• What to do
Repeat every line of the listing below exactly, minus the pictures.

-- Start Input for this task --

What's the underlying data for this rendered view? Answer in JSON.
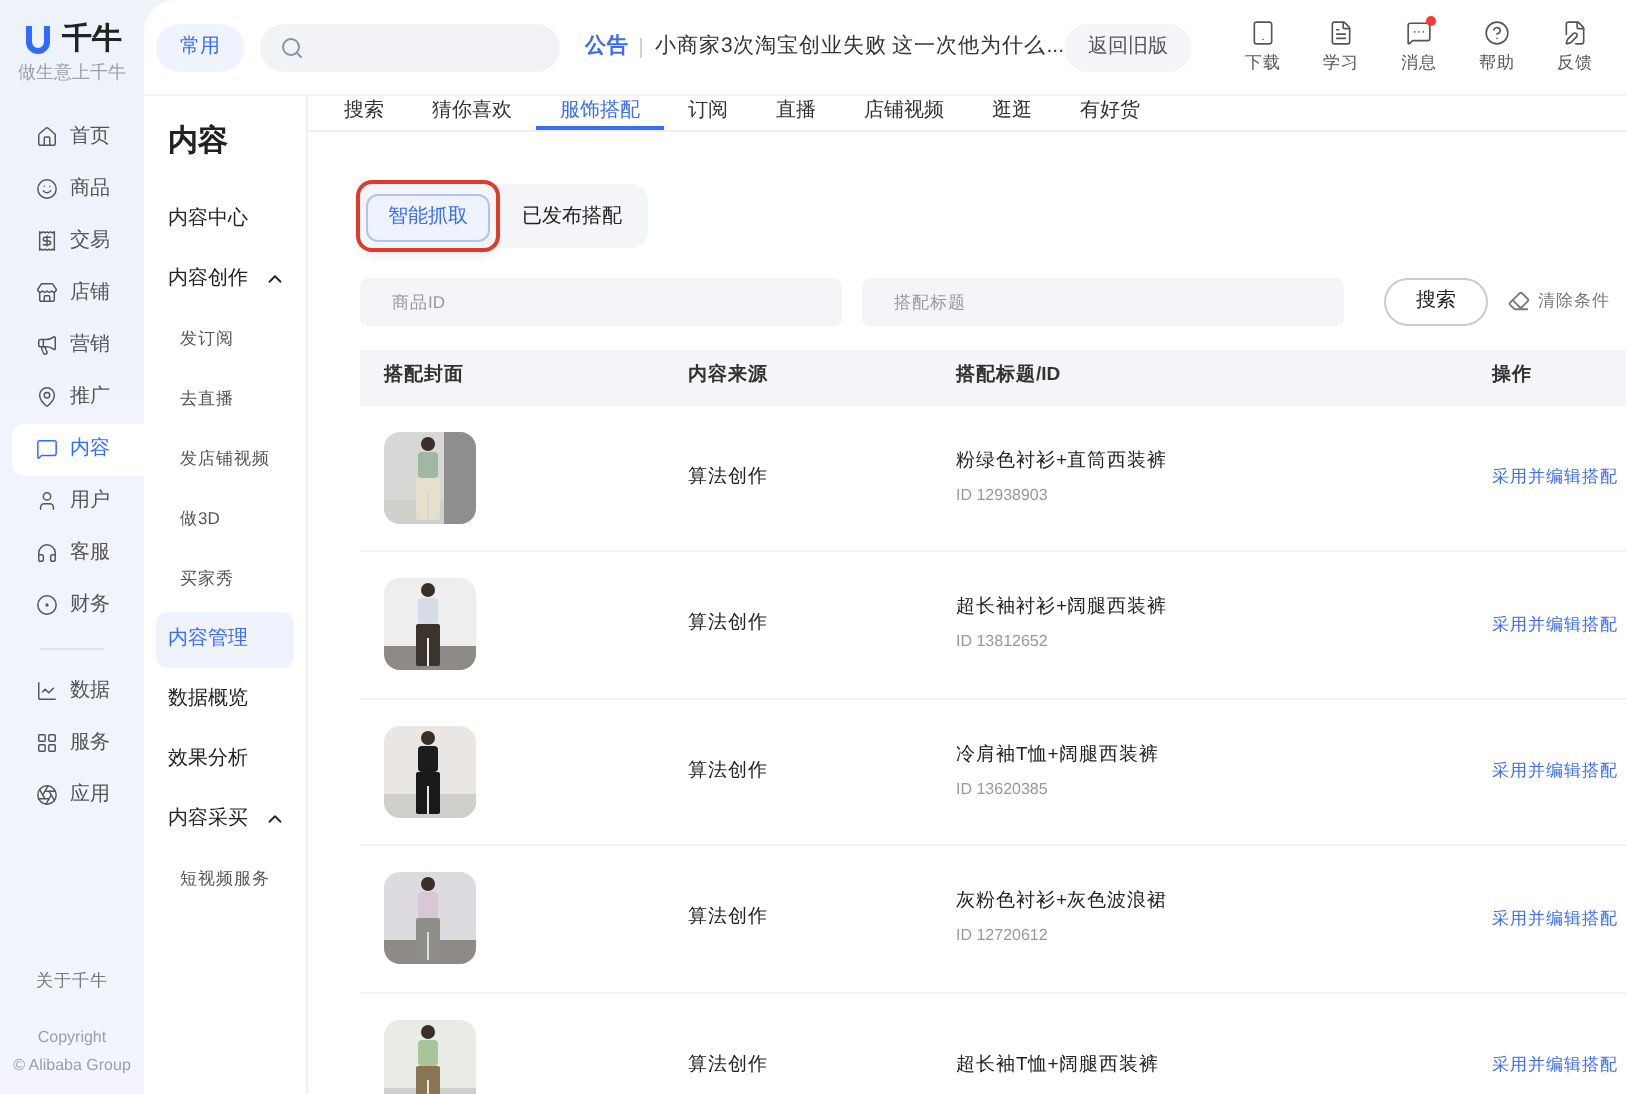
{
  "brand": {
    "name": "千牛",
    "slogan": "做生意上千牛"
  },
  "header": {
    "common_button": "常用",
    "announcement": {
      "label": "公告",
      "text": "小商家3次淘宝创业失败 这一次他为什么..."
    },
    "old_version_button": "返回旧版",
    "tools": [
      {
        "label": "下载",
        "kind": "download",
        "badge": false
      },
      {
        "label": "学习",
        "kind": "learn",
        "badge": false
      },
      {
        "label": "消息",
        "kind": "message",
        "badge": true
      },
      {
        "label": "帮助",
        "kind": "help",
        "badge": false
      },
      {
        "label": "反馈",
        "kind": "feedback",
        "badge": false
      }
    ]
  },
  "rail": {
    "groups": [
      [
        {
          "label": "首页",
          "kind": "home",
          "selected": false
        },
        {
          "label": "商品",
          "kind": "goods",
          "selected": false
        },
        {
          "label": "交易",
          "kind": "trade",
          "selected": false
        },
        {
          "label": "店铺",
          "kind": "store",
          "selected": false
        },
        {
          "label": "营销",
          "kind": "market",
          "selected": false
        },
        {
          "label": "推广",
          "kind": "promo",
          "selected": false
        },
        {
          "label": "内容",
          "kind": "content",
          "selected": true
        },
        {
          "label": "用户",
          "kind": "user",
          "selected": false
        },
        {
          "label": "客服",
          "kind": "service",
          "selected": false
        },
        {
          "label": "财务",
          "kind": "finance",
          "selected": false
        }
      ],
      [
        {
          "label": "数据",
          "kind": "data",
          "selected": false
        },
        {
          "label": "服务",
          "kind": "apps",
          "selected": false
        },
        {
          "label": "应用",
          "kind": "app",
          "selected": false
        }
      ]
    ],
    "about": "关于千牛",
    "copyright": "Copyright",
    "company": "© Alibaba Group"
  },
  "sidebar": {
    "title": "内容",
    "items": [
      {
        "label": "内容中心",
        "selected": false
      },
      {
        "label": "内容创作",
        "selected": false,
        "expanded": true,
        "children": [
          {
            "label": "发订阅",
            "selected": false
          },
          {
            "label": "去直播",
            "selected": false
          },
          {
            "label": "发店铺视频",
            "selected": false
          },
          {
            "label": "做3D",
            "selected": false
          },
          {
            "label": "买家秀",
            "selected": false
          }
        ]
      },
      {
        "label": "内容管理",
        "selected": true
      },
      {
        "label": "数据概览",
        "selected": false
      },
      {
        "label": "效果分析",
        "selected": false
      },
      {
        "label": "内容采买",
        "selected": false,
        "expanded": true,
        "children": [
          {
            "label": "短视频服务",
            "selected": false
          }
        ]
      }
    ]
  },
  "tabs": [
    {
      "label": "搜索",
      "selected": false
    },
    {
      "label": "猜你喜欢",
      "selected": false
    },
    {
      "label": "服饰搭配",
      "selected": true
    },
    {
      "label": "订阅",
      "selected": false
    },
    {
      "label": "直播",
      "selected": false
    },
    {
      "label": "店铺视频",
      "selected": false
    },
    {
      "label": "逛逛",
      "selected": false
    },
    {
      "label": "有好货",
      "selected": false
    }
  ],
  "segments": [
    {
      "label": "智能抓取",
      "selected": true,
      "highlighted": true
    },
    {
      "label": "已发布搭配",
      "selected": false,
      "highlighted": false
    }
  ],
  "filters": {
    "fields": [
      {
        "placeholder": "商品ID"
      },
      {
        "placeholder": "搭配标题"
      }
    ],
    "search_button": "搜索",
    "clear": "清除条件"
  },
  "table": {
    "columns": [
      "搭配封面",
      "内容来源",
      "搭配标题/ID",
      "操作"
    ],
    "rows": [
      {
        "source": "算法创作",
        "title": "粉绿色衬衫+直筒西装裤",
        "id": "ID 12938903",
        "action": "采用并编辑搭配"
      },
      {
        "source": "算法创作",
        "title": "超长袖衬衫+阔腿西装裤",
        "id": "ID 13812652",
        "action": "采用并编辑搭配"
      },
      {
        "source": "算法创作",
        "title": "冷肩袖T恤+阔腿西装裤",
        "id": "ID 13620385",
        "action": "采用并编辑搭配"
      },
      {
        "source": "算法创作",
        "title": "灰粉色衬衫+灰色波浪裙",
        "id": "ID 12720612",
        "action": "采用并编辑搭配"
      },
      {
        "source": "算法创作",
        "title": "超长袖T恤+阔腿西装裤",
        "action": "采用并编辑搭配"
      }
    ]
  }
}
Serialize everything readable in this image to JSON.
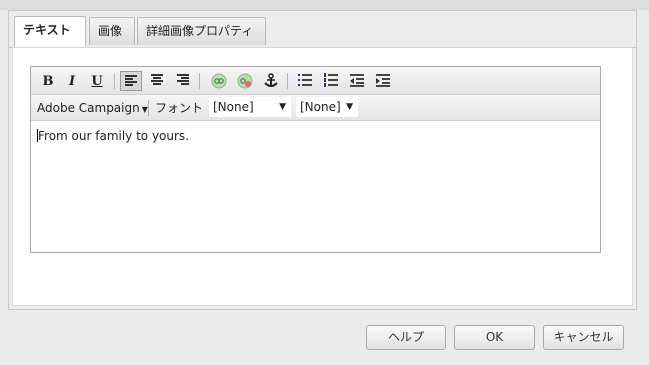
{
  "tabs": [
    {
      "label": "テキスト",
      "active": true
    },
    {
      "label": "画像",
      "active": false
    },
    {
      "label": "詳細画像プロパティ",
      "active": false
    }
  ],
  "toolbar": {
    "bold": "B",
    "italic": "I",
    "underline": "U",
    "icons": [
      "bold-icon",
      "italic-icon",
      "underline-icon",
      "align-left-icon",
      "align-center-icon",
      "align-right-icon",
      "link-icon",
      "unlink-icon",
      "anchor-icon",
      "bulleted-list-icon",
      "numbered-list-icon",
      "outdent-icon",
      "indent-icon"
    ]
  },
  "toolbar2": {
    "campaign_menu": "Adobe Campaign",
    "font_label": "フォント",
    "font_select": "[None]",
    "size_select": "[None]"
  },
  "editor": {
    "content": "From our family to yours."
  },
  "footer": {
    "help": "ヘルプ",
    "ok": "OK",
    "cancel": "キャンセル"
  },
  "colors": {
    "link_icon": "#8fc98a",
    "unlink_icon": "#c98a8a"
  }
}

-- End Input for this task --

• The result
What's the underlying data for this rendered view? Answer in JSON.
{
  "brand": {
    "name": "千牛",
    "slogan": "做生意上千牛"
  },
  "header": {
    "common_button": "常用",
    "announcement": {
      "label": "公告",
      "text": "小商家3次淘宝创业失败 这一次他为什么..."
    },
    "old_version_button": "返回旧版",
    "tools": [
      {
        "label": "下载",
        "kind": "download",
        "badge": false
      },
      {
        "label": "学习",
        "kind": "learn",
        "badge": false
      },
      {
        "label": "消息",
        "kind": "message",
        "badge": true
      },
      {
        "label": "帮助",
        "kind": "help",
        "badge": false
      },
      {
        "label": "反馈",
        "kind": "feedback",
        "badge": false
      }
    ]
  },
  "rail": {
    "groups": [
      [
        {
          "label": "首页",
          "kind": "home",
          "selected": false
        },
        {
          "label": "商品",
          "kind": "goods",
          "selected": false
        },
        {
          "label": "交易",
          "kind": "trade",
          "selected": false
        },
        {
          "label": "店铺",
          "kind": "store",
          "selected": false
        },
        {
          "label": "营销",
          "kind": "market",
          "selected": false
        },
        {
          "label": "推广",
          "kind": "promo",
          "selected": false
        },
        {
          "label": "内容",
          "kind": "content",
          "selected": true
        },
        {
          "label": "用户",
          "kind": "user",
          "selected": false
        },
        {
          "label": "客服",
          "kind": "service",
          "selected": false
        },
        {
          "label": "财务",
          "kind": "finance",
          "selected": false
        }
      ],
      [
        {
          "label": "数据",
          "kind": "data",
          "selected": false
        },
        {
          "label": "服务",
          "kind": "apps",
          "selected": false
        },
        {
          "label": "应用",
          "kind": "app",
          "selected": false
        }
      ]
    ],
    "about": "关于千牛",
    "copyright": "Copyright",
    "company": "© Alibaba Group"
  },
  "sidebar": {
    "title": "内容",
    "items": [
      {
        "label": "内容中心",
        "selected": false
      },
      {
        "label": "内容创作",
        "selected": false,
        "expanded": true,
        "children": [
          {
            "label": "发订阅",
            "selected": false
          },
          {
            "label": "去直播",
            "selected": false
          },
          {
            "label": "发店铺视频",
            "selected": false
          },
          {
            "label": "做3D",
            "selected": false
          },
          {
            "label": "买家秀",
            "selected": false
          }
        ]
      },
      {
        "label": "内容管理",
        "selected": true
      },
      {
        "label": "数据概览",
        "selected": false
      },
      {
        "label": "效果分析",
        "selected": false
      },
      {
        "label": "内容采买",
        "selected": false,
        "expanded": true,
        "children": [
          {
            "label": "短视频服务",
            "selected": false
          }
        ]
      }
    ]
  },
  "tabs": [
    {
      "label": "搜索",
      "selected": false
    },
    {
      "label": "猜你喜欢",
      "selected": false
    },
    {
      "label": "服饰搭配",
      "selected": true
    },
    {
      "label": "订阅",
      "selected": false
    },
    {
      "label": "直播",
      "selected": false
    },
    {
      "label": "店铺视频",
      "selected": false
    },
    {
      "label": "逛逛",
      "selected": false
    },
    {
      "label": "有好货",
      "selected": false
    }
  ],
  "segments": [
    {
      "label": "智能抓取",
      "selected": true,
      "highlighted": true
    },
    {
      "label": "已发布搭配",
      "selected": false,
      "highlighted": false
    }
  ],
  "filters": {
    "fields": [
      {
        "placeholder": "商品ID"
      },
      {
        "placeholder": "搭配标题"
      }
    ],
    "search_button": "搜索",
    "clear": "清除条件"
  },
  "table": {
    "columns": [
      "搭配封面",
      "内容来源",
      "搭配标题/ID",
      "操作"
    ],
    "rows": [
      {
        "source": "算法创作",
        "title": "粉绿色衬衫+直筒西装裤",
        "id": "ID 12938903",
        "action": "采用并编辑搭配"
      },
      {
        "source": "算法创作",
        "title": "超长袖衬衫+阔腿西装裤",
        "id": "ID 13812652",
        "action": "采用并编辑搭配"
      },
      {
        "source": "算法创作",
        "title": "冷肩袖T恤+阔腿西装裤",
        "id": "ID 13620385",
        "action": "采用并编辑搭配"
      },
      {
        "source": "算法创作",
        "title": "灰粉色衬衫+灰色波浪裙",
        "id": "ID 12720612",
        "action": "采用并编辑搭配"
      },
      {
        "source": "算法创作",
        "title": "超长袖T恤+阔腿西装裤",
        "action": "采用并编辑搭配"
      }
    ]
  }
}
Serialize everything readable in this image to JSON.
{
  "tabs": [
    {
      "label": "テキスト",
      "active": true
    },
    {
      "label": "画像",
      "active": false
    },
    {
      "label": "詳細画像プロパティ",
      "active": false
    }
  ],
  "toolbar": {
    "bold": "B",
    "italic": "I",
    "underline": "U",
    "icons": [
      "bold-icon",
      "italic-icon",
      "underline-icon",
      "align-left-icon",
      "align-center-icon",
      "align-right-icon",
      "link-icon",
      "unlink-icon",
      "anchor-icon",
      "bulleted-list-icon",
      "numbered-list-icon",
      "outdent-icon",
      "indent-icon"
    ]
  },
  "toolbar2": {
    "campaign_menu": "Adobe Campaign",
    "font_label": "フォント",
    "font_select": "[None]",
    "size_select": "[None]"
  },
  "editor": {
    "content": "From our family to yours."
  },
  "footer": {
    "help": "ヘルプ",
    "ok": "OK",
    "cancel": "キャンセル"
  },
  "colors": {
    "link_icon": "#8fc98a",
    "unlink_icon": "#c98a8a"
  }
}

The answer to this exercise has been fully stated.